• _Stated task_
Tally how many lines of these entries hold the string "заполнения". Return the number alone.

____ Data provided

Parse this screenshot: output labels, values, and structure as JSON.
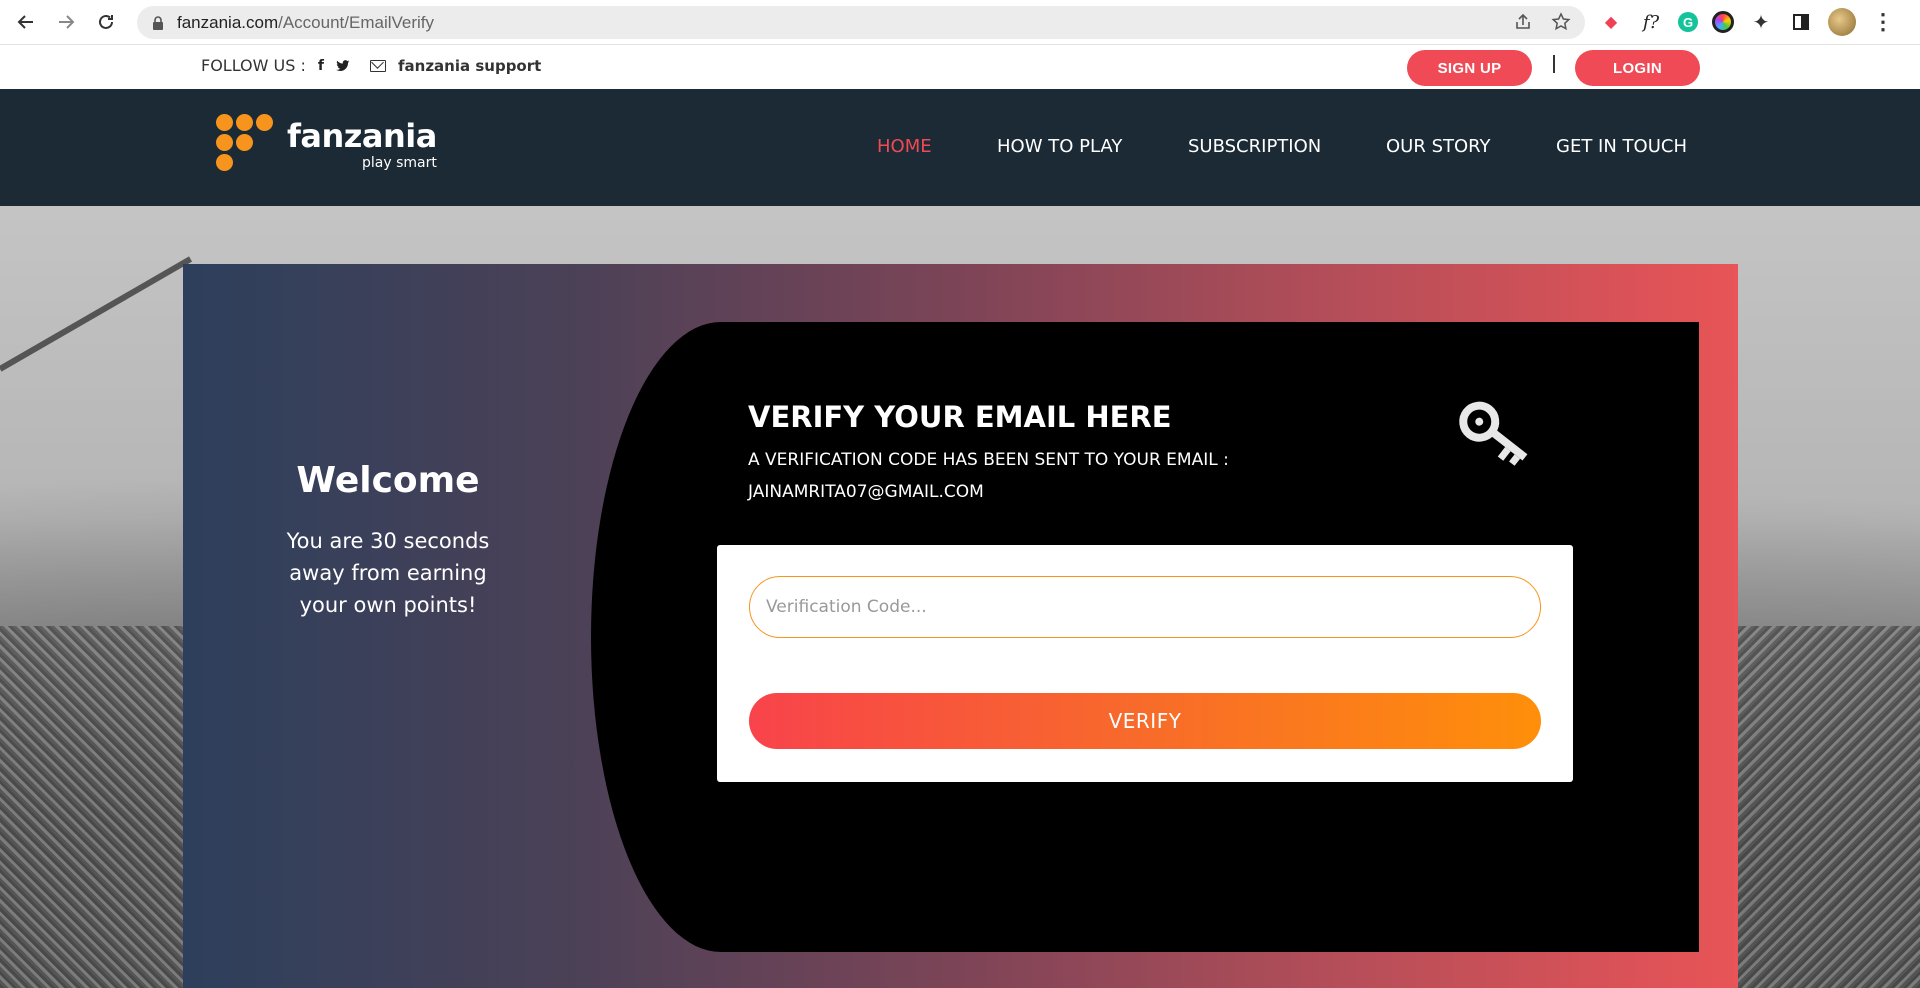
{
  "browser": {
    "url_host": "fanzania.com",
    "url_path": "/Account/EmailVerify"
  },
  "topbar": {
    "follow_label": "FOLLOW US :",
    "support_label": "fanzania support",
    "signup_label": "SIGN UP",
    "login_label": "LOGIN"
  },
  "brand": {
    "name": "fanzania",
    "tagline": "play smart",
    "accent_color": "#f7941d"
  },
  "nav": {
    "items": [
      {
        "label": "HOME",
        "active": true
      },
      {
        "label": "HOW TO PLAY"
      },
      {
        "label": "SUBSCRIPTION"
      },
      {
        "label": "OUR STORY"
      },
      {
        "label": "GET IN TOUCH"
      }
    ]
  },
  "welcome": {
    "title": "Welcome",
    "line1": "You are 30 seconds",
    "line2": "away from earning",
    "line3": "your own points!"
  },
  "verify": {
    "title": "VERIFY YOUR EMAIL HERE",
    "message": "A VERIFICATION CODE HAS BEEN SENT TO YOUR EMAIL :",
    "email": "JAINAMRITA07@GMAIL.COM",
    "input_placeholder": "Verification Code...",
    "input_value": "",
    "button_label": "VERIFY",
    "icon": "key-icon"
  },
  "colors": {
    "nav_bg": "#1b2a35",
    "pill_red": "#ef4a55",
    "button_start": "#f8434b",
    "button_end": "#ff8f0a"
  }
}
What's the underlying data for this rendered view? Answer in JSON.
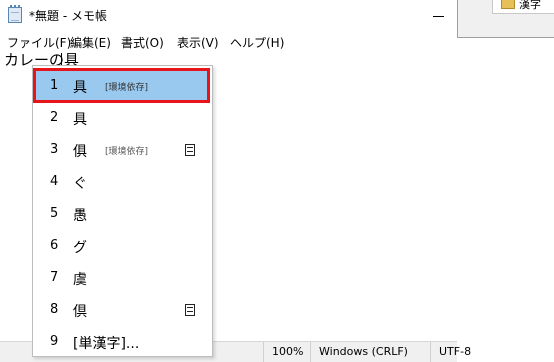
{
  "background_window": {
    "folder_label": "漢字"
  },
  "window": {
    "title": "*無題 - メモ帳"
  },
  "menu": [
    {
      "label": "ファイル(F)"
    },
    {
      "label": "編集(E)"
    },
    {
      "label": "書式(O)"
    },
    {
      "label": "表示(V)"
    },
    {
      "label": "ヘルプ(H)"
    }
  ],
  "editor": {
    "text": "カレーの具"
  },
  "candidates": [
    {
      "num": "1",
      "char": "具",
      "note": "[環境依存]",
      "dict": false,
      "selected": true
    },
    {
      "num": "2",
      "char": "具",
      "note": "",
      "dict": false,
      "selected": false
    },
    {
      "num": "3",
      "char": "俱",
      "note": "[環境依存]",
      "dict": true,
      "selected": false
    },
    {
      "num": "4",
      "char": "ぐ",
      "note": "",
      "dict": false,
      "selected": false
    },
    {
      "num": "5",
      "char": "愚",
      "note": "",
      "dict": false,
      "selected": false
    },
    {
      "num": "6",
      "char": "グ",
      "note": "",
      "dict": false,
      "selected": false
    },
    {
      "num": "7",
      "char": "虞",
      "note": "",
      "dict": false,
      "selected": false
    },
    {
      "num": "8",
      "char": "倶",
      "note": "",
      "dict": true,
      "selected": false
    },
    {
      "num": "9",
      "char": "[単漢字]...",
      "note": "",
      "dict": false,
      "selected": false
    }
  ],
  "status": {
    "zoom": "100%",
    "line_ending": "Windows (CRLF)",
    "encoding": "UTF-8"
  },
  "colors": {
    "selection": "#99c9ef",
    "highlight_frame": "#e8141b"
  }
}
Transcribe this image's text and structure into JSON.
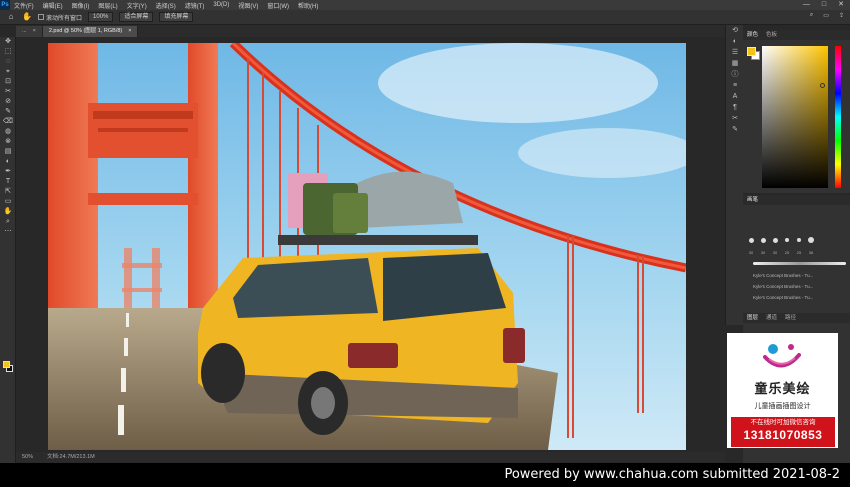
{
  "menubar": {
    "logo": "Ps",
    "items": [
      "文件(F)",
      "编辑(E)",
      "图像(I)",
      "图层(L)",
      "文字(Y)",
      "选择(S)",
      "滤镜(T)",
      "3D(D)",
      "视图(V)",
      "窗口(W)",
      "帮助(H)"
    ],
    "controls": [
      "—",
      "□",
      "✕"
    ]
  },
  "options": {
    "home_icon": "home-icon",
    "hand_icon": "hand-icon",
    "checkbox_label": "滚动所有窗口",
    "btn_100": "100%",
    "btn_fit": "适合屏幕",
    "btn_fill": "填充屏幕"
  },
  "tabs": [
    {
      "label": "...",
      "active": false
    },
    {
      "label": "2.psd @ 50% (图层 1, RGB/8)",
      "active": true
    }
  ],
  "toolbar": {
    "tools": [
      "✥",
      "⬚",
      "◌",
      "⌖",
      "⊡",
      "✂",
      "⊘",
      "✎",
      "⌫",
      "◍",
      "⊗",
      "▤",
      "◐",
      "✒",
      "T",
      "⇱",
      "▭",
      "✋",
      "⌕",
      "⋯"
    ]
  },
  "status": {
    "zoom": "50%",
    "info": "文档:24.7M/213.1M"
  },
  "panels": {
    "color_tabs": [
      "颜色",
      "色板"
    ],
    "brush_tabs": [
      "画笔"
    ],
    "brush_sizes": [
      "30",
      "30",
      "30",
      "25",
      "25",
      "36"
    ],
    "brushes": [
      "Kyle's Concept Brushes - Tu...",
      "Kyle's Concept Brushes - Tu...",
      "Kyle's Concept Brushes - Tu..."
    ],
    "layers_tabs": [
      "图层",
      "通道",
      "路径"
    ]
  },
  "ad": {
    "title": "童乐美绘",
    "subtitle": "儿童插画插图设计",
    "promo": "不在线时可加微信咨询",
    "phone": "13181070853"
  },
  "footer": {
    "text": "Powered by www.chahua.com submitted 2021-08-2"
  },
  "colors": {
    "foreground": "#f0c419",
    "background": "#ffffff",
    "accent": "#31a8ff"
  }
}
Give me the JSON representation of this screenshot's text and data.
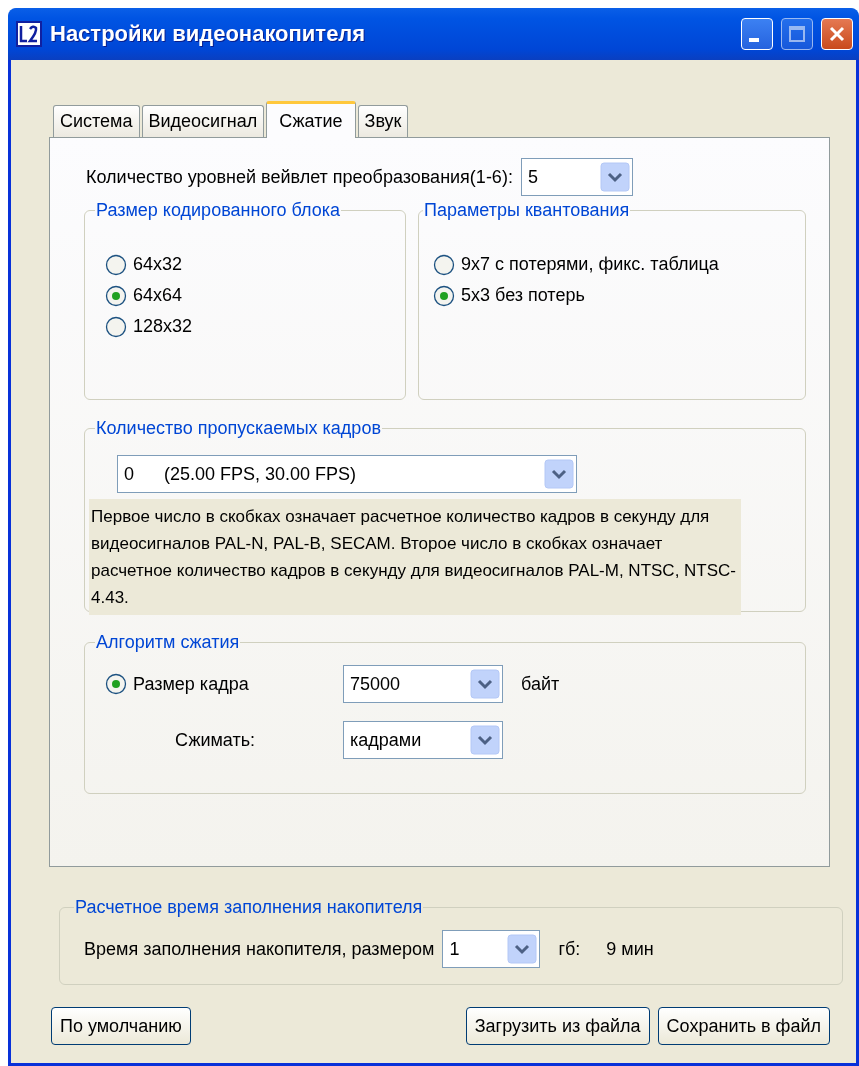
{
  "window": {
    "title": "Настройки видеонакопителя"
  },
  "tabs": [
    {
      "label": "Система",
      "selected": false
    },
    {
      "label": "Видеосигнал",
      "selected": false
    },
    {
      "label": "Сжатие",
      "selected": true
    },
    {
      "label": "Звук",
      "selected": false
    }
  ],
  "wavelet": {
    "label": "Количество уровней вейвлет преобразования(1-6):",
    "value": "5"
  },
  "block_size": {
    "title": "Размер кодированного блока",
    "options": [
      {
        "label": "64x32",
        "selected": false
      },
      {
        "label": "64x64",
        "selected": true
      },
      {
        "label": "128x32",
        "selected": false
      }
    ]
  },
  "quantization": {
    "title": "Параметры квантования",
    "options": [
      {
        "label": "9x7 с потерями, фикс. таблица",
        "selected": false
      },
      {
        "label": "5x3 без потерь",
        "selected": true
      }
    ]
  },
  "skipped_frames": {
    "title": "Количество пропускаемых кадров",
    "value": "0",
    "rate": "(25.00 FPS, 30.00 FPS)",
    "note": "Первое число в скобках означает расчетное количество кадров в секунду для видеосигналов PAL-N, PAL-B, SECAM. Второе число в скобках означает расчетное количество кадров в секунду для видеосигналов PAL-M, NTSC, NTSC-4.43."
  },
  "compression": {
    "title": "Алгоритм сжатия",
    "mode": {
      "label": "Размер кадра",
      "selected": true
    },
    "frame_size": {
      "value": "75000",
      "unit": "байт"
    },
    "compress": {
      "label": "Сжимать:",
      "value": "кадрами"
    }
  },
  "fill_time": {
    "title": "Расчетное время заполнения накопителя",
    "label": "Время заполнения накопителя, размером",
    "size": "1",
    "unit": "гб:",
    "result": "9 мин"
  },
  "buttons": [
    {
      "label": "По умолчанию"
    },
    {
      "label": "Загрузить из файла"
    },
    {
      "label": "Сохранить в файл"
    }
  ]
}
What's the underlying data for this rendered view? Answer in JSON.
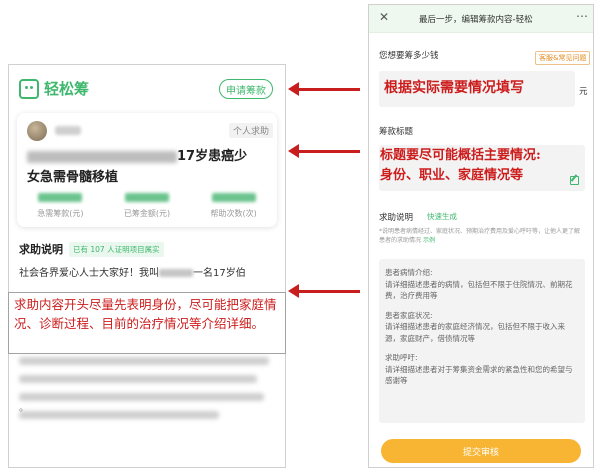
{
  "left_phone": {
    "brand": "轻松筹",
    "apply_button": "申请筹款",
    "card": {
      "tag": "个人求助",
      "title_visible": "17岁患癌少",
      "title_line2": "女急需骨髓移植",
      "stats": [
        {
          "label": "急需筹款(元)"
        },
        {
          "label": "已筹金额(元)"
        },
        {
          "label": "帮助次数(次)"
        }
      ]
    },
    "section": {
      "title": "求助说明",
      "badge": "已有 107 人证明项目属实",
      "text_start": "社会各界爱心人士大家好！我叫",
      "text_end": "一名17岁伯"
    },
    "dot": "。",
    "overlay_note": "求助内容开头尽量先表明身份，尽可能把家庭情况、诊断过程、目前的治疗情况等介绍详细。"
  },
  "right_phone": {
    "header": {
      "close_icon": "close-icon",
      "title": "最后一步，编辑筹款内容-轻松",
      "more_icon": "more-icon"
    },
    "amount": {
      "label": "您想要筹多少钱",
      "help_tag": "客服&常见问题",
      "unit": "元",
      "overlay": "根据实际需要情况填写"
    },
    "title_field": {
      "label": "筹款标题",
      "overlay_line1": "标题要尽可能概括主要情况:",
      "overlay_line2": "身份、职业、家庭情况等"
    },
    "description": {
      "label": "求助说明",
      "quick_link": "快速生成",
      "note": "*说明患者病情经过、家庭状况、预期治疗费用及爱心呼吁等，让他人更了解患者的求助情况",
      "note_link": "示例",
      "blocks": [
        {
          "head": "患者病情介绍:",
          "body": "请详细描述患者的病情，包括但不限于住院情况、前期花费，治疗费用等"
        },
        {
          "head": "患者家庭状况:",
          "body": "请详细描述患者的家庭经济情况，包括但不限于收入来源，家庭财产，借债情况等"
        },
        {
          "head": "求助呼吁:",
          "body": "请详细描述患者对于筹集资金需求的紧急性和您的希望与感谢等"
        }
      ]
    },
    "submit_button": "提交审核"
  },
  "colors": {
    "brand_green": "#3fb86e",
    "annotation_red": "#cc1c1c",
    "submit_yellow": "#f8b534"
  }
}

________

• _Complete output_
2